### [WHAT YOU NEED TO DO]
a) Translate this sentence from the post about computing the norm of a spa.State vector into Spanish: "This is handy for doing things like detecting if a spa.State is empty."
b) In the post about computing the norm of a spa.State vector, what happens to accuracy when subdimensions is set above 4?
c) Carry on the post about computing the norm of a spa.State vector from its last sentence.

I’ve had a few different situations where I’ve wanted to compute the norm of the vector stored in a
spa.State component. This is handy for doing things like detecting if a
spa.State is empty. But, I’ve never been quite happy with the different ways of doing so.
However, I was just chatting with Ivana and we came up with a nice way to do it that I haven’t seen before, and so I thought I’d post it here:
import numpy as np
import nengo.spa as spa
model = spa.SPA()
D = 256
model.a = spa.State(D, subdimensions=4)
# add an output that computes the sum of squares for each sub-ensemble
# add the sums of squares together
norm2 = nengo.Ensemble(n_neurons=50, dimensions=1)
# take the square root (note that this is optional, as for many uses norm2 is as good as norm)
norm = nengo.Ensemble(n_neurons=50, dimensions=1)
nengo.Connection(norm2, norm, function=lambda x: np.sqrt(np.abs(x)))
One sneaky thing in here is to set
subdimensions=4. I find the accuracy degrades too much as you go above that.

[Document layout analysis data]
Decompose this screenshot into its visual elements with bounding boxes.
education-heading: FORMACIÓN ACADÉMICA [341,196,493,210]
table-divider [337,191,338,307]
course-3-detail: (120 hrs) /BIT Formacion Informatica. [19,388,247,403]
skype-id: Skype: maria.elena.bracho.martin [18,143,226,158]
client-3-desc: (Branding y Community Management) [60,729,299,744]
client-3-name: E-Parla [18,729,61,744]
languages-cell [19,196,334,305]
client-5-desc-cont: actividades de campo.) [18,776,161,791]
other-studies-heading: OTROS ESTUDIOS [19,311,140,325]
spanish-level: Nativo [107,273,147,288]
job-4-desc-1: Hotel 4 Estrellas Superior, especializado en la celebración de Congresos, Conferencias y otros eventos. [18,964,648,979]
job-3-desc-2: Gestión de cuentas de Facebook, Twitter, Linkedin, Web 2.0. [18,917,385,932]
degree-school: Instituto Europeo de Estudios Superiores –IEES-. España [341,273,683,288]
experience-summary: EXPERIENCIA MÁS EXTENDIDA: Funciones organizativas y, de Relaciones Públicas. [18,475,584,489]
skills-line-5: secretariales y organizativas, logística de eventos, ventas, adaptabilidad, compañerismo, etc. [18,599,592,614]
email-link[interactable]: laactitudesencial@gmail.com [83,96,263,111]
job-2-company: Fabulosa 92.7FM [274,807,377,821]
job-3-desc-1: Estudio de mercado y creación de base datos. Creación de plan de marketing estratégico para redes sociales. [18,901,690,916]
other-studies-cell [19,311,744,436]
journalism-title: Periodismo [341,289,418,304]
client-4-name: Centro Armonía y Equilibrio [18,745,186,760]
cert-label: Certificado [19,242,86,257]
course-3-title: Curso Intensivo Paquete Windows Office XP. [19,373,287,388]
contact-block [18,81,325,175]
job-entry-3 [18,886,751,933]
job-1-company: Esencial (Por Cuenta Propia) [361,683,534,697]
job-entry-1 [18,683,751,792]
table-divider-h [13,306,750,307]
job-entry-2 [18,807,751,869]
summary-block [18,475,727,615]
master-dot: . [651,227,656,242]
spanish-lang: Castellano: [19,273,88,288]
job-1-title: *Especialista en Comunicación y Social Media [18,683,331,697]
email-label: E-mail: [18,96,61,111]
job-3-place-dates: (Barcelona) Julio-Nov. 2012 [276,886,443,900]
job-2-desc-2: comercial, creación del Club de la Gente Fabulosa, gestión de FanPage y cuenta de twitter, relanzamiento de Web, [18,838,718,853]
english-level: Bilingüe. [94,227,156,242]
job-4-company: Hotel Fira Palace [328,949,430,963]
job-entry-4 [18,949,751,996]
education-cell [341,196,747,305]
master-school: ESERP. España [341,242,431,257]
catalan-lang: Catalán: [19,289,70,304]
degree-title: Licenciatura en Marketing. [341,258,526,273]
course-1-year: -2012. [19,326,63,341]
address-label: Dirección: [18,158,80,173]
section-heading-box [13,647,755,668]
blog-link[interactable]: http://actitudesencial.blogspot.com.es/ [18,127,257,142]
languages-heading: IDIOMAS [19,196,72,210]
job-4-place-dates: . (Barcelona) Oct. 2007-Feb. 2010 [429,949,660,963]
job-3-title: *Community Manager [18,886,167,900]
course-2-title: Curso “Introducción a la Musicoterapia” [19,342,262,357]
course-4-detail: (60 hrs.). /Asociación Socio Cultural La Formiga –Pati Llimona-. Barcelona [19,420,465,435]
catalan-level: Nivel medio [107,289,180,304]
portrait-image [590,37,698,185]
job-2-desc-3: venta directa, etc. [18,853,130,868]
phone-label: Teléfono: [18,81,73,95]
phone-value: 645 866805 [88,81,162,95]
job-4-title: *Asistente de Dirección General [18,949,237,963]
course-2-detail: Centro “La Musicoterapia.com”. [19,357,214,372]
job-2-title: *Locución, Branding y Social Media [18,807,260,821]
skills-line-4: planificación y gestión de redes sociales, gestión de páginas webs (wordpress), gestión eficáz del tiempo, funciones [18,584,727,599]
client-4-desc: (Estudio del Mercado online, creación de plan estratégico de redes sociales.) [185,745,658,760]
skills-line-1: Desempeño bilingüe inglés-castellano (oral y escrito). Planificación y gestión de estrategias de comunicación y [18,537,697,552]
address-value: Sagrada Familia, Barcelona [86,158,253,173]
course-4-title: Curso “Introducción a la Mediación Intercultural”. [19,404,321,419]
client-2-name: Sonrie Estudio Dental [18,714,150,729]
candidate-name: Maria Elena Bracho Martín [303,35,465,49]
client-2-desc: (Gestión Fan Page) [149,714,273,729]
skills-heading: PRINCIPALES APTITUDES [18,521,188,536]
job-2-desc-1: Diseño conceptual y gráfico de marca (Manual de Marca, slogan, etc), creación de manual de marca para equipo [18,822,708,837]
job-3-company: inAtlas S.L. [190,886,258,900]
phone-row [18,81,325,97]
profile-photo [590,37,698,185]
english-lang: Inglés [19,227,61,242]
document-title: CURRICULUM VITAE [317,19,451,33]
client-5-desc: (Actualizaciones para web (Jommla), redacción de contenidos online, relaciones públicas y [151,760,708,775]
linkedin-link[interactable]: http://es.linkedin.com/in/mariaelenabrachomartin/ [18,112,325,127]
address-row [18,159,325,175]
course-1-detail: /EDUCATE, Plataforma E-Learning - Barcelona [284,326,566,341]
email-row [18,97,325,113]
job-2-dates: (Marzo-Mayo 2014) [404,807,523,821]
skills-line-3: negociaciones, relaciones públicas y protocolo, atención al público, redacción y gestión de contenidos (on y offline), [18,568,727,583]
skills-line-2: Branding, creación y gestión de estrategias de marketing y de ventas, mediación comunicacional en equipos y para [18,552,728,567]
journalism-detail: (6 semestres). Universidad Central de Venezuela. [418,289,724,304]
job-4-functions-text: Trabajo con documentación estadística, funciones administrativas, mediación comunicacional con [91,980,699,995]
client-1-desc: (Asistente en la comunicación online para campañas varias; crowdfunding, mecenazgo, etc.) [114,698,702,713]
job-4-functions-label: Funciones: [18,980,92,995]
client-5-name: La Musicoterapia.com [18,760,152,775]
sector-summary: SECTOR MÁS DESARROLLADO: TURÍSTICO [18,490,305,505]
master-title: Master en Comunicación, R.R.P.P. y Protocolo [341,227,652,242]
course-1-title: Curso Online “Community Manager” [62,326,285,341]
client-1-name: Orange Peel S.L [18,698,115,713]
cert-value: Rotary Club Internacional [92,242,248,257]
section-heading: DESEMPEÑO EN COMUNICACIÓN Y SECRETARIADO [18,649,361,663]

### [REPLIES]
a) Esto es útil para hacer cosas como detectar si un spa.State está vacío.

b) The accuracy degrades too much.

c)
Anyway, I just thought I’d post it here in case anyone needs this in the future!
Why 4? And does anything change when using nengo-spa as opposed to nengo/spa, due to @jgosmann’s optimizations surrounding the representation of subdimensions?
I didn’t really explore much to figure out why 4 seems to work well. Less that than definitely works too. I’d also guess that you could improve the performance for >4 if you oversample the points near zero, or do a function more like
0 if np.sum(x**2) < 0.1 else np.sum(x**2) to flatten out that part of the space. (Although that 0.1 threshold should probably be more like
0.1/sqrt(D/SD) or something like that…)
And that’s a good question about
nengo-spa! I don’t think there’s anything that should fundamentally change this, and I did a quick test so it seems to work, but that’d be worth looking at more rigorously.
I used a very similar method before with the only difference that the state ensembles would only compute the element-wise square and all addition is done via the transform. Though, I more often I used a dot product network as it tends to be less boiler plate.
I’d be careful with that depending on where you need accuracy. If you wanted to determine whether the norm is close to 1, this might hurt the representation of those values.
I think this poses an interesting set of theoretical questions with different methods and trade-offs depending on the situation.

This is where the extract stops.